To be done
Give only the number of lines in the data that include the string "yang".

Supplied material
* start *
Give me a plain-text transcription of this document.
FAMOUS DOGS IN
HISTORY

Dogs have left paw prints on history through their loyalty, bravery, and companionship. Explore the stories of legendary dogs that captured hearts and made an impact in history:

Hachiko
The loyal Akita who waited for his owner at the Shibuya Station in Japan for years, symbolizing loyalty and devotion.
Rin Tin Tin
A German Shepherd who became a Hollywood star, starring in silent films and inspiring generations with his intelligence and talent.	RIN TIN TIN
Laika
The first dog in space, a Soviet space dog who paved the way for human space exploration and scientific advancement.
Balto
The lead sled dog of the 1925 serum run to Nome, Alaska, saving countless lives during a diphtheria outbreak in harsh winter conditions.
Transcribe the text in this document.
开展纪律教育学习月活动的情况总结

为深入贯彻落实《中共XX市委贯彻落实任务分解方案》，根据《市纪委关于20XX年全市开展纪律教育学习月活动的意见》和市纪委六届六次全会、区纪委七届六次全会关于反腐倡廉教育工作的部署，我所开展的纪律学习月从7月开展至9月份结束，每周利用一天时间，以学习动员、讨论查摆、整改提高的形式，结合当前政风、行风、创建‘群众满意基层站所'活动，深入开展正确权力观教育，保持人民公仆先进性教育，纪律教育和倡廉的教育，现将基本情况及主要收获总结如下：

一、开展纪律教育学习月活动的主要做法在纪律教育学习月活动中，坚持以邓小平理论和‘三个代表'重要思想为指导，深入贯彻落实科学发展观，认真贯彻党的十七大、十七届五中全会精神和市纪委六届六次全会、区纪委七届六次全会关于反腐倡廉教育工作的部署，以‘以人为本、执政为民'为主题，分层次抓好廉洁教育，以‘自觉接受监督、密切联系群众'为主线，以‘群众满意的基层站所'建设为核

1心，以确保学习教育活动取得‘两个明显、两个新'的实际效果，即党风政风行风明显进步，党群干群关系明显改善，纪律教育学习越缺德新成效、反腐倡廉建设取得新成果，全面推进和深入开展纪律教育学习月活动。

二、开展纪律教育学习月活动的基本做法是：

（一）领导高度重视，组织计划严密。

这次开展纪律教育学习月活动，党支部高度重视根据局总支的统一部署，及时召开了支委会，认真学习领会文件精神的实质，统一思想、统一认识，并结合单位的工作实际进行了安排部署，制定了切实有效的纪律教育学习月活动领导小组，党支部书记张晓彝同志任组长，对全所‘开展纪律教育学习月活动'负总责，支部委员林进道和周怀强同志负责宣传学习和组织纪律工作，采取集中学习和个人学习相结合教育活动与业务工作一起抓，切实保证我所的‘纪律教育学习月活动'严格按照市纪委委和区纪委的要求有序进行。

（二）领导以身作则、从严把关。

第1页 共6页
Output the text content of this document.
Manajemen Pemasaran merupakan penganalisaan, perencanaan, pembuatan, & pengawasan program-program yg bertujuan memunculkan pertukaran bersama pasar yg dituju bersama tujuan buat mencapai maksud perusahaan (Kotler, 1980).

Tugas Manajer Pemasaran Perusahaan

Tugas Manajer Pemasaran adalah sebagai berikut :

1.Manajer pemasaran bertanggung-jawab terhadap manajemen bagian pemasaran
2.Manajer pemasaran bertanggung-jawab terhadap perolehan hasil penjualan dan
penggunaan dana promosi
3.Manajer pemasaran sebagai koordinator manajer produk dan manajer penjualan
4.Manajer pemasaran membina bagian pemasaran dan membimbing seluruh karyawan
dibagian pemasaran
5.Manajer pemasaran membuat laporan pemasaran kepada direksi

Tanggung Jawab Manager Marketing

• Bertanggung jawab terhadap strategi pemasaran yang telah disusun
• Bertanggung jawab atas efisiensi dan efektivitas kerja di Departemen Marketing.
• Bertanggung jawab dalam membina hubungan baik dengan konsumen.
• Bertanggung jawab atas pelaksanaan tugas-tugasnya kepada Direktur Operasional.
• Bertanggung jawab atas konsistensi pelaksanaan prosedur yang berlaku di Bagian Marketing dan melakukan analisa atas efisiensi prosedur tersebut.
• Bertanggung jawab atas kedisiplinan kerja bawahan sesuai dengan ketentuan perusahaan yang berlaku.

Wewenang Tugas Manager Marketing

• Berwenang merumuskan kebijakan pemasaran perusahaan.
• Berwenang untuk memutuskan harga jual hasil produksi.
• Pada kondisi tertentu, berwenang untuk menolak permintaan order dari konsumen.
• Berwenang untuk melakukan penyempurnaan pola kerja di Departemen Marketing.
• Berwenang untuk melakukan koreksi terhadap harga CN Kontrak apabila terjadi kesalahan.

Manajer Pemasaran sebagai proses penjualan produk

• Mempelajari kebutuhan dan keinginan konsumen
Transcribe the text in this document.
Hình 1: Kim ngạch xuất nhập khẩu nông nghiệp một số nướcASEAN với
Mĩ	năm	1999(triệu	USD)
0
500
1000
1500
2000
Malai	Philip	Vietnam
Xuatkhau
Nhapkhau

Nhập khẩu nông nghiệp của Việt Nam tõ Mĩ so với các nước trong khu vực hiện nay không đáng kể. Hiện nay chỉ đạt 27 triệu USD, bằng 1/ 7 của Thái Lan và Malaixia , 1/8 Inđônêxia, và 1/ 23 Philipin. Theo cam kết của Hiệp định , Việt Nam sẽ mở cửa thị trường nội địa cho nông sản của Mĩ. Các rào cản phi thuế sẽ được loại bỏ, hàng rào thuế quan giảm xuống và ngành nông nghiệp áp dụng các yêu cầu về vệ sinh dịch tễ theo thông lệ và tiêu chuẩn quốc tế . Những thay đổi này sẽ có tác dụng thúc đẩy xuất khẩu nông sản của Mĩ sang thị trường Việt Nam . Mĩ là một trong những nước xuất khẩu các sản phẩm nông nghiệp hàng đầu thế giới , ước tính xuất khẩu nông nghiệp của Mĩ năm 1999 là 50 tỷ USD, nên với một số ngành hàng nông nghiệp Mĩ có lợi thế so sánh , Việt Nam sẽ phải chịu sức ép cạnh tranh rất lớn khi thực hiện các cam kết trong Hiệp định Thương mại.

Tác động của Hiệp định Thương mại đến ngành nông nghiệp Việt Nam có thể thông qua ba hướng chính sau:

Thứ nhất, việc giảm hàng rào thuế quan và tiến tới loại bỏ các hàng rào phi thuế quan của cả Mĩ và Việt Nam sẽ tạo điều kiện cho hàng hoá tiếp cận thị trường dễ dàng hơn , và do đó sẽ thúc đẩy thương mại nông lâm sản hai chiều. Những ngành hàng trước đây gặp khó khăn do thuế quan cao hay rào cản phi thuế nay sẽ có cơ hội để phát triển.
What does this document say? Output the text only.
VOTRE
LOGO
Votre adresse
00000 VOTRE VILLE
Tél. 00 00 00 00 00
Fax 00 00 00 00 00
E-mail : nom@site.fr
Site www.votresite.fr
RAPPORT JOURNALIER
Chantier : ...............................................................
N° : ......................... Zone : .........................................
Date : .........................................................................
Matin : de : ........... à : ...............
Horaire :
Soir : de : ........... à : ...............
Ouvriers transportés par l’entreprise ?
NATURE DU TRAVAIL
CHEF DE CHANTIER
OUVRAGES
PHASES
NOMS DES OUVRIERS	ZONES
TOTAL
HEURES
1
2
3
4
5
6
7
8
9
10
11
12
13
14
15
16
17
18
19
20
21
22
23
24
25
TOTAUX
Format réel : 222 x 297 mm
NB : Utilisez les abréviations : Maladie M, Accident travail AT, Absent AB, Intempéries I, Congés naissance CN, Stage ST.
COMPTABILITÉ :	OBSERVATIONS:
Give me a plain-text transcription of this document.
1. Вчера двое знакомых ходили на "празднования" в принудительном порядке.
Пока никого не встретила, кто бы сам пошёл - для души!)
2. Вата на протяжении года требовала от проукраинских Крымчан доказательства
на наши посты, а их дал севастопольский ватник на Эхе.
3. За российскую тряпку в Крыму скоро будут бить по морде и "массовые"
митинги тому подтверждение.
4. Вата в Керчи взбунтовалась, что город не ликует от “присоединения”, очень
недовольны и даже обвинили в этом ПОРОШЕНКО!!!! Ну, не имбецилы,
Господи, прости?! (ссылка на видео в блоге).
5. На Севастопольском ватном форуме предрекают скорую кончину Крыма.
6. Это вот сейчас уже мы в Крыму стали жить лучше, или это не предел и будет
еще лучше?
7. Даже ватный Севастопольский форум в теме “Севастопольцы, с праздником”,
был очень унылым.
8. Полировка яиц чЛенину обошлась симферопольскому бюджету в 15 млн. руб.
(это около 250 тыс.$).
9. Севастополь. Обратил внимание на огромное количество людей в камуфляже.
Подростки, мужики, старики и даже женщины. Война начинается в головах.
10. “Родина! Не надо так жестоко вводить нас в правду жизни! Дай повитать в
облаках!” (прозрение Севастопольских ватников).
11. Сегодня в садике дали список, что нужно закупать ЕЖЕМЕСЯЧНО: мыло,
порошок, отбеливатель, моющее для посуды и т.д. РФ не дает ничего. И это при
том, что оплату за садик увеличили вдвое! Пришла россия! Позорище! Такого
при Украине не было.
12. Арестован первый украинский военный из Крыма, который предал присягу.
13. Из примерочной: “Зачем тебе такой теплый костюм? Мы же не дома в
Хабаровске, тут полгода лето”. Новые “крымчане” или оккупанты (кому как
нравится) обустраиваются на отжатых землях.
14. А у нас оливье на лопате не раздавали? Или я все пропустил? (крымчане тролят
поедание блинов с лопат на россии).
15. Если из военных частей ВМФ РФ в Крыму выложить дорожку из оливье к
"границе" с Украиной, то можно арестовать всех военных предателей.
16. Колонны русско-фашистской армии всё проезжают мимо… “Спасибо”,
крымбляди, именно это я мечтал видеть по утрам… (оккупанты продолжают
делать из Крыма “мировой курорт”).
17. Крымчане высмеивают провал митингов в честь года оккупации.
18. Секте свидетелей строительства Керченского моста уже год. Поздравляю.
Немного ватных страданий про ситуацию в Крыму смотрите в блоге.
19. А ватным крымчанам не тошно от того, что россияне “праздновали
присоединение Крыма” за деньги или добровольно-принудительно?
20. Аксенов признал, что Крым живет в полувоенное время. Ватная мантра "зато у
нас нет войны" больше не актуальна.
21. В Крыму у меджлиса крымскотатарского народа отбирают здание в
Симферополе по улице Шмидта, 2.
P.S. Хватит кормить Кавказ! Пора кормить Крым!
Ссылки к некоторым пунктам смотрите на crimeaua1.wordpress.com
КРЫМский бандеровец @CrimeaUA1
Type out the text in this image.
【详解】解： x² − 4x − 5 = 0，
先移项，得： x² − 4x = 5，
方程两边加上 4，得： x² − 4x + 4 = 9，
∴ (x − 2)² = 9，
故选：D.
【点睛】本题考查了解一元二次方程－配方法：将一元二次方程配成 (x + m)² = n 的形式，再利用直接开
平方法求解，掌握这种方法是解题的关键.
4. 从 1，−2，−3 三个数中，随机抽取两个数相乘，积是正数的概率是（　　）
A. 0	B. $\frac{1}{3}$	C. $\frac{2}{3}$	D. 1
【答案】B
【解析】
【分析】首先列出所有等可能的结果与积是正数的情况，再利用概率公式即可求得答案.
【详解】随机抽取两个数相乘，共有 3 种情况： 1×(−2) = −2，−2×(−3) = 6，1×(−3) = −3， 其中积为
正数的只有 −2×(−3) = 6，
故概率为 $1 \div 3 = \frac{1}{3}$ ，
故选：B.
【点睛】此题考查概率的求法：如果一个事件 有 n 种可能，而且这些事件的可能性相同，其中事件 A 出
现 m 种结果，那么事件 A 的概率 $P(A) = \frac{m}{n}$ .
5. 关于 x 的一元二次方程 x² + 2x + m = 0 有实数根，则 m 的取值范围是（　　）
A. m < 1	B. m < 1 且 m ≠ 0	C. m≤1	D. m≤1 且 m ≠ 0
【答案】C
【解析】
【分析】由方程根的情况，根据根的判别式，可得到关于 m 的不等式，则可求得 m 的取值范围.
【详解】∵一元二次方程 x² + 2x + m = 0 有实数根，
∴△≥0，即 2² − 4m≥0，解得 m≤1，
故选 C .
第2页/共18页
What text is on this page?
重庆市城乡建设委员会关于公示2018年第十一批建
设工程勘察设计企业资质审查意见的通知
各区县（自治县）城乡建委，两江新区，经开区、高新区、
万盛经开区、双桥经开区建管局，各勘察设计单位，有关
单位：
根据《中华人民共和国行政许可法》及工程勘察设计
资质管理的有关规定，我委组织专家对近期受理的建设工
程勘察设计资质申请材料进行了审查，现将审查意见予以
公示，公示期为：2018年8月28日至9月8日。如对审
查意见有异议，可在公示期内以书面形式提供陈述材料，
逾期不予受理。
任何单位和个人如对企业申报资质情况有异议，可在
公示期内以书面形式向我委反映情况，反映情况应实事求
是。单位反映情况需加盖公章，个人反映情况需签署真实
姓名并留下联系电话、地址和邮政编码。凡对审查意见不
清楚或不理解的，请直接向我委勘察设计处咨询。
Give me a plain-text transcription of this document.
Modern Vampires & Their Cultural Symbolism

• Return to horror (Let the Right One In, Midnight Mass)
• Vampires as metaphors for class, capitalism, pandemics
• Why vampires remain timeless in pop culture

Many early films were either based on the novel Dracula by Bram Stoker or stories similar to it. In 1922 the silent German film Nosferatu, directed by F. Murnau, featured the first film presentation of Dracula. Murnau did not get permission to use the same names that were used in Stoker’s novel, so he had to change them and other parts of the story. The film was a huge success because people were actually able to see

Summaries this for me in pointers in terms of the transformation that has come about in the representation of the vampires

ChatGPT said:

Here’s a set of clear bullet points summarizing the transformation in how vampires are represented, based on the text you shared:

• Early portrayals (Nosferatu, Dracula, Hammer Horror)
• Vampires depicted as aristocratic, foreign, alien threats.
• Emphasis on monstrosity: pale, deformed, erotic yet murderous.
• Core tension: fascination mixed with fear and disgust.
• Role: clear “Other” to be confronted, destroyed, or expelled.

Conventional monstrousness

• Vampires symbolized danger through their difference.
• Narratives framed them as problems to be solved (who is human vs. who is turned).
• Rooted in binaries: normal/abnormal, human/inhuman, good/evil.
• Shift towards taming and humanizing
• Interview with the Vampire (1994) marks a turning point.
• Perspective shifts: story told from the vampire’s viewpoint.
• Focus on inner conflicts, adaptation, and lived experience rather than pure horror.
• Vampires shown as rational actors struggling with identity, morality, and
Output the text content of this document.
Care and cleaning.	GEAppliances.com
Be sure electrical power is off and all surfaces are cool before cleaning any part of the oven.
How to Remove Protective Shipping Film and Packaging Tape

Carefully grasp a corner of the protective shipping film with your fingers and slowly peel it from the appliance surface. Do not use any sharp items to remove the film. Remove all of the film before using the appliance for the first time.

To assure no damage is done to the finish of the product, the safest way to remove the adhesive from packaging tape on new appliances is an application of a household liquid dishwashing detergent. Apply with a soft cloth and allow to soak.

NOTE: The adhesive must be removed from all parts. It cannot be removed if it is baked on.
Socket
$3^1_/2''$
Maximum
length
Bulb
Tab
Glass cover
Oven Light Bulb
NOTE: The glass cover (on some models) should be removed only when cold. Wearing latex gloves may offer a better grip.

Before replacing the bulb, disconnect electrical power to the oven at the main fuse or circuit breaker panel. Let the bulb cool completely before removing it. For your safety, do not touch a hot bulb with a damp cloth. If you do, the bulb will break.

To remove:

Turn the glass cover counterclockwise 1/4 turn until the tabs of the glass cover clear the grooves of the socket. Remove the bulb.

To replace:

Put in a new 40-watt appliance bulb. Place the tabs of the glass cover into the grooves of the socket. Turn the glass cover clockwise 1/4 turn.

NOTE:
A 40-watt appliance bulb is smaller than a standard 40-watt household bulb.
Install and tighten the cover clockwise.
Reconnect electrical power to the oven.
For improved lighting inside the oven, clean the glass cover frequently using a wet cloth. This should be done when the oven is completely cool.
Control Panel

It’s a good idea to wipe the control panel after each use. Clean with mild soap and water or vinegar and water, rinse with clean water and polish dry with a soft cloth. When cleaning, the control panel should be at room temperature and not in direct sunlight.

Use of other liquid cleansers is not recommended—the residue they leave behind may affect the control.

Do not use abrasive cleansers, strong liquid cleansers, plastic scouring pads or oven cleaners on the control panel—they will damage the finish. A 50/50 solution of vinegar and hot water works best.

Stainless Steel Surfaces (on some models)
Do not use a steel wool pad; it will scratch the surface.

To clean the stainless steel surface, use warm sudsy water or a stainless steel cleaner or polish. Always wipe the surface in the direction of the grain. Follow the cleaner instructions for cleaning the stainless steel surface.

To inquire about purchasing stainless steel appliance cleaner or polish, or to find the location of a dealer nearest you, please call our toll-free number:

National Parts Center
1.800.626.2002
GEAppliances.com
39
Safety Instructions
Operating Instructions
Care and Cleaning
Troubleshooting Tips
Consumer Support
* end *
Result for this exercise
3